━━━ Excerpted records ━━━
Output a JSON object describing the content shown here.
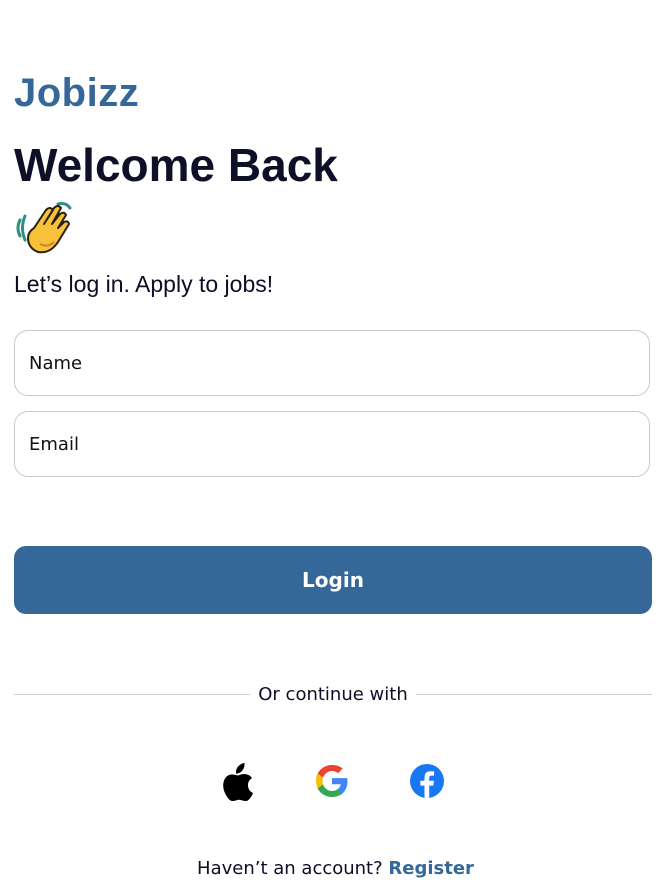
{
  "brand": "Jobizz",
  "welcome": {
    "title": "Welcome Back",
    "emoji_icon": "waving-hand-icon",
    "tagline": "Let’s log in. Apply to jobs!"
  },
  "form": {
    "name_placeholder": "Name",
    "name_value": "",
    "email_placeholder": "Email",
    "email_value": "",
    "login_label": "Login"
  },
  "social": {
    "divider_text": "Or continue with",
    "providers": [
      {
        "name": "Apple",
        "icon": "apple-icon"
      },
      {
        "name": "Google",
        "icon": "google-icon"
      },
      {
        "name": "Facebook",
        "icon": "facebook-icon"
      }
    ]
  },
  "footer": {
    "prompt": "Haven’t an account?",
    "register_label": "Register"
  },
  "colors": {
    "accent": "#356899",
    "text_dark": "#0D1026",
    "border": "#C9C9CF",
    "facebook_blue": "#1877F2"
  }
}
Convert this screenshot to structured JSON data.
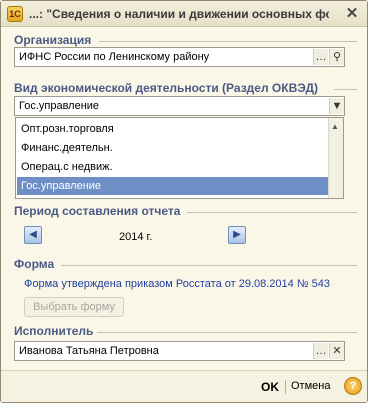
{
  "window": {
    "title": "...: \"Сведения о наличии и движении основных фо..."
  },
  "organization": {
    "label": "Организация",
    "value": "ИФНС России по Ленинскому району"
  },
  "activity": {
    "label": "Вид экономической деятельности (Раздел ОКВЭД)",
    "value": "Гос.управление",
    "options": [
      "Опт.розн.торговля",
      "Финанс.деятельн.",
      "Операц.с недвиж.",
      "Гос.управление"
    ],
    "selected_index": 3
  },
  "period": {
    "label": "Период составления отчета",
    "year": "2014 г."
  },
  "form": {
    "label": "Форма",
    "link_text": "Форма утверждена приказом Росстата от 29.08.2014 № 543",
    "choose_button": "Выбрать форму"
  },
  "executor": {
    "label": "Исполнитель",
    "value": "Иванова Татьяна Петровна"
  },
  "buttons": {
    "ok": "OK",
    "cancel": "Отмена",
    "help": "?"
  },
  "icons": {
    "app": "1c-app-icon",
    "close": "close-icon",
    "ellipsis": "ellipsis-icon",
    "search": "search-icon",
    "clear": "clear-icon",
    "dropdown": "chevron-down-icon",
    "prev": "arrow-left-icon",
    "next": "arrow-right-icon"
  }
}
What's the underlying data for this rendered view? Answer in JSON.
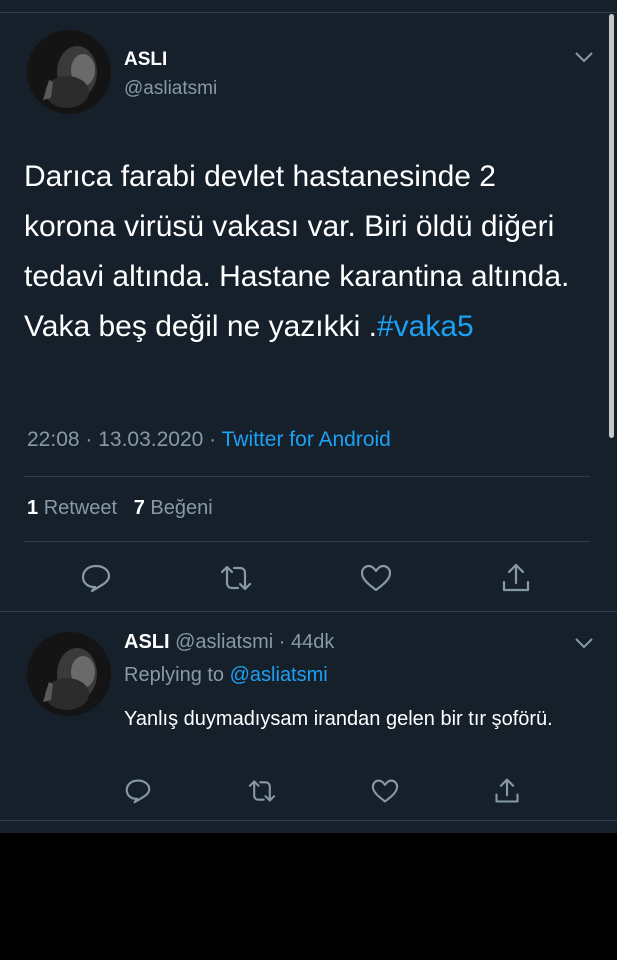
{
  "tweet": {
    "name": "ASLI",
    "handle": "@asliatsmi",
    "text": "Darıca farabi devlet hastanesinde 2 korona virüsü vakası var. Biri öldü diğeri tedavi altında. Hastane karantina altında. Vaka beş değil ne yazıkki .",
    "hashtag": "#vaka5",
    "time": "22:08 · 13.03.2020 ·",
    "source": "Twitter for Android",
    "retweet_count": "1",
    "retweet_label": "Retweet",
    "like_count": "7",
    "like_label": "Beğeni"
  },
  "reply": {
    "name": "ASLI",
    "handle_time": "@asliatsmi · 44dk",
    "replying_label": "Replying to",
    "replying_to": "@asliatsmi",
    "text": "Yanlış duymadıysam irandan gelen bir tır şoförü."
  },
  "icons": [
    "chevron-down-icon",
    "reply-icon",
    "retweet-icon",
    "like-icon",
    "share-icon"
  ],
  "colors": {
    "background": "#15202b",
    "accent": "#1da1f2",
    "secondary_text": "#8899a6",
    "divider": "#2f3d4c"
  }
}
━━━
Exercise requirements: Quote all the lines above exactly as given. Do not include the pictures.

Solution to this problem:
Output a JSON object describing the content shown here.
{
  "brand": "Jobizz",
  "welcome": {
    "title": "Welcome Back",
    "emoji_icon": "waving-hand-icon",
    "tagline": "Let’s log in. Apply to jobs!"
  },
  "form": {
    "name_placeholder": "Name",
    "name_value": "",
    "email_placeholder": "Email",
    "email_value": "",
    "login_label": "Login"
  },
  "social": {
    "divider_text": "Or continue with",
    "providers": [
      {
        "name": "Apple",
        "icon": "apple-icon"
      },
      {
        "name": "Google",
        "icon": "google-icon"
      },
      {
        "name": "Facebook",
        "icon": "facebook-icon"
      }
    ]
  },
  "footer": {
    "prompt": "Haven’t an account?",
    "register_label": "Register"
  },
  "colors": {
    "accent": "#356899",
    "text_dark": "#0D1026",
    "border": "#C9C9CF",
    "facebook_blue": "#1877F2"
  }
}
Convert this screenshot to structured JSON data.
{
  "window": {
    "title": "...: \"Сведения о наличии и движении основных фо..."
  },
  "organization": {
    "label": "Организация",
    "value": "ИФНС России по Ленинскому району"
  },
  "activity": {
    "label": "Вид экономической деятельности (Раздел ОКВЭД)",
    "value": "Гос.управление",
    "options": [
      "Опт.розн.торговля",
      "Финанс.деятельн.",
      "Операц.с недвиж.",
      "Гос.управление"
    ],
    "selected_index": 3
  },
  "period": {
    "label": "Период составления отчета",
    "year": "2014 г."
  },
  "form": {
    "label": "Форма",
    "link_text": "Форма утверждена приказом Росстата от 29.08.2014 № 543",
    "choose_button": "Выбрать форму"
  },
  "executor": {
    "label": "Исполнитель",
    "value": "Иванова Татьяна Петровна"
  },
  "buttons": {
    "ok": "OK",
    "cancel": "Отмена",
    "help": "?"
  },
  "icons": {
    "app": "1c-app-icon",
    "close": "close-icon",
    "ellipsis": "ellipsis-icon",
    "search": "search-icon",
    "clear": "clear-icon",
    "dropdown": "chevron-down-icon",
    "prev": "arrow-left-icon",
    "next": "arrow-right-icon"
  }
}
What's the underlying data for this rendered view? Answer in JSON.
{
  "tweet": {
    "name": "ASLI",
    "handle": "@asliatsmi",
    "text": "Darıca farabi devlet hastanesinde 2 korona virüsü vakası var. Biri öldü diğeri tedavi altında. Hastane karantina altında. Vaka beş değil ne yazıkki .",
    "hashtag": "#vaka5",
    "time": "22:08 · 13.03.2020 ·",
    "source": "Twitter for Android",
    "retweet_count": "1",
    "retweet_label": "Retweet",
    "like_count": "7",
    "like_label": "Beğeni"
  },
  "reply": {
    "name": "ASLI",
    "handle_time": "@asliatsmi · 44dk",
    "replying_label": "Replying to",
    "replying_to": "@asliatsmi",
    "text": "Yanlış duymadıysam irandan gelen bir tır şoförü."
  },
  "icons": [
    "chevron-down-icon",
    "reply-icon",
    "retweet-icon",
    "like-icon",
    "share-icon"
  ],
  "colors": {
    "background": "#15202b",
    "accent": "#1da1f2",
    "secondary_text": "#8899a6",
    "divider": "#2f3d4c"
  }
}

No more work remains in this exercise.